Take the material below and write it all out again exactly.

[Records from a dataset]
....................

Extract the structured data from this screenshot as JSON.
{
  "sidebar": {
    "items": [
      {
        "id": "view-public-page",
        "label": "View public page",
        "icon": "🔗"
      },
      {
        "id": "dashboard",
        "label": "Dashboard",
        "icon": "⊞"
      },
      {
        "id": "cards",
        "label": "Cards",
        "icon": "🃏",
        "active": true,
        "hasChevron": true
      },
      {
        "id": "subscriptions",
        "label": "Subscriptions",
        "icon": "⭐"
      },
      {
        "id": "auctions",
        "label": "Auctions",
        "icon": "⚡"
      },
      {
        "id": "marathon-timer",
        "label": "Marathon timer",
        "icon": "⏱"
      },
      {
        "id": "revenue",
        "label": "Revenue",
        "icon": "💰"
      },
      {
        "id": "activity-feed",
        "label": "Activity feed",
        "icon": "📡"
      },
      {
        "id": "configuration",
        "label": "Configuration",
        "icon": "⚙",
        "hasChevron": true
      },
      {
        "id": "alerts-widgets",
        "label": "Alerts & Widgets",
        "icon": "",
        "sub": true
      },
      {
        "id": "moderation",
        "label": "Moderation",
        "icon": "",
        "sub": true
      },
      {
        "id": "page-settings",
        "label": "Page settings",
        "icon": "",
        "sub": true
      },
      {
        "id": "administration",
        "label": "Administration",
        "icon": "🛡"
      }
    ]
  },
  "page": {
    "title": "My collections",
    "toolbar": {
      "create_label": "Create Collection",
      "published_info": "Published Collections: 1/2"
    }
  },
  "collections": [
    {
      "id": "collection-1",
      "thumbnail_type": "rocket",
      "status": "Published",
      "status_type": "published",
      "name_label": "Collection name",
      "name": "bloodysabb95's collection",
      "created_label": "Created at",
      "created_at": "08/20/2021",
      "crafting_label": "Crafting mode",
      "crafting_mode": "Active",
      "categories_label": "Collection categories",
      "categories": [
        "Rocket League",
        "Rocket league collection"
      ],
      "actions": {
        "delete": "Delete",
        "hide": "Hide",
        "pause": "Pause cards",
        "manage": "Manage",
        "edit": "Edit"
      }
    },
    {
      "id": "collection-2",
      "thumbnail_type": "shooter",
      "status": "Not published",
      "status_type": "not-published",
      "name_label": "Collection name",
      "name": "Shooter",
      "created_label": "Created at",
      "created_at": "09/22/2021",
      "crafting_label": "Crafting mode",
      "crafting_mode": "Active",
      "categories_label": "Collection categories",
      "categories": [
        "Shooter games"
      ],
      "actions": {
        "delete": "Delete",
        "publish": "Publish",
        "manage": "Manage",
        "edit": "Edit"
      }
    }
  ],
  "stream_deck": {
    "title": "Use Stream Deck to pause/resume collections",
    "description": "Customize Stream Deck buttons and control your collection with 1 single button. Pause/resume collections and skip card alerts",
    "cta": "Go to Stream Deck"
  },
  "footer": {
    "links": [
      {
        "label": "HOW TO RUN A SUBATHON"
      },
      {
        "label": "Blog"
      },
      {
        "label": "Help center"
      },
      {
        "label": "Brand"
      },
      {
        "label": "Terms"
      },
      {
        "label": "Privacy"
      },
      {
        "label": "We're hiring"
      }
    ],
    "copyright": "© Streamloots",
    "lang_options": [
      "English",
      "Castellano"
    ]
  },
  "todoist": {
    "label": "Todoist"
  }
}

....................

#### [WORKED SOLUTION]
Extract the structured data from this screenshot as JSON.
{
  "sidebar": {
    "items": [
      {
        "id": "view-public-page",
        "label": "View public page",
        "icon": "🔗"
      },
      {
        "id": "dashboard",
        "label": "Dashboard",
        "icon": "⊞"
      },
      {
        "id": "cards",
        "label": "Cards",
        "icon": "🃏",
        "active": true,
        "hasChevron": true
      },
      {
        "id": "subscriptions",
        "label": "Subscriptions",
        "icon": "⭐"
      },
      {
        "id": "auctions",
        "label": "Auctions",
        "icon": "⚡"
      },
      {
        "id": "marathon-timer",
        "label": "Marathon timer",
        "icon": "⏱"
      },
      {
        "id": "revenue",
        "label": "Revenue",
        "icon": "💰"
      },
      {
        "id": "activity-feed",
        "label": "Activity feed",
        "icon": "📡"
      },
      {
        "id": "configuration",
        "label": "Configuration",
        "icon": "⚙",
        "hasChevron": true
      },
      {
        "id": "alerts-widgets",
        "label": "Alerts & Widgets",
        "icon": "",
        "sub": true
      },
      {
        "id": "moderation",
        "label": "Moderation",
        "icon": "",
        "sub": true
      },
      {
        "id": "page-settings",
        "label": "Page settings",
        "icon": "",
        "sub": true
      },
      {
        "id": "administration",
        "label": "Administration",
        "icon": "🛡"
      }
    ]
  },
  "page": {
    "title": "My collections",
    "toolbar": {
      "create_label": "Create Collection",
      "published_info": "Published Collections: 1/2"
    }
  },
  "collections": [
    {
      "id": "collection-1",
      "thumbnail_type": "rocket",
      "status": "Published",
      "status_type": "published",
      "name_label": "Collection name",
      "name": "bloodysabb95's collection",
      "created_label": "Created at",
      "created_at": "08/20/2021",
      "crafting_label": "Crafting mode",
      "crafting_mode": "Active",
      "categories_label": "Collection categories",
      "categories": [
        "Rocket League",
        "Rocket league collection"
      ],
      "actions": {
        "delete": "Delete",
        "hide": "Hide",
        "pause": "Pause cards",
        "manage": "Manage",
        "edit": "Edit"
      }
    },
    {
      "id": "collection-2",
      "thumbnail_type": "shooter",
      "status": "Not published",
      "status_type": "not-published",
      "name_label": "Collection name",
      "name": "Shooter",
      "created_label": "Created at",
      "created_at": "09/22/2021",
      "crafting_label": "Crafting mode",
      "crafting_mode": "Active",
      "categories_label": "Collection categories",
      "categories": [
        "Shooter games"
      ],
      "actions": {
        "delete": "Delete",
        "publish": "Publish",
        "manage": "Manage",
        "edit": "Edit"
      }
    }
  ],
  "stream_deck": {
    "title": "Use Stream Deck to pause/resume collections",
    "description": "Customize Stream Deck buttons and control your collection with 1 single button. Pause/resume collections and skip card alerts",
    "cta": "Go to Stream Deck"
  },
  "footer": {
    "links": [
      {
        "label": "HOW TO RUN A SUBATHON"
      },
      {
        "label": "Blog"
      },
      {
        "label": "Help center"
      },
      {
        "label": "Brand"
      },
      {
        "label": "Terms"
      },
      {
        "label": "Privacy"
      },
      {
        "label": "We're hiring"
      }
    ],
    "copyright": "© Streamloots",
    "lang_options": [
      "English",
      "Castellano"
    ]
  },
  "todoist": {
    "label": "Todoist"
  }
}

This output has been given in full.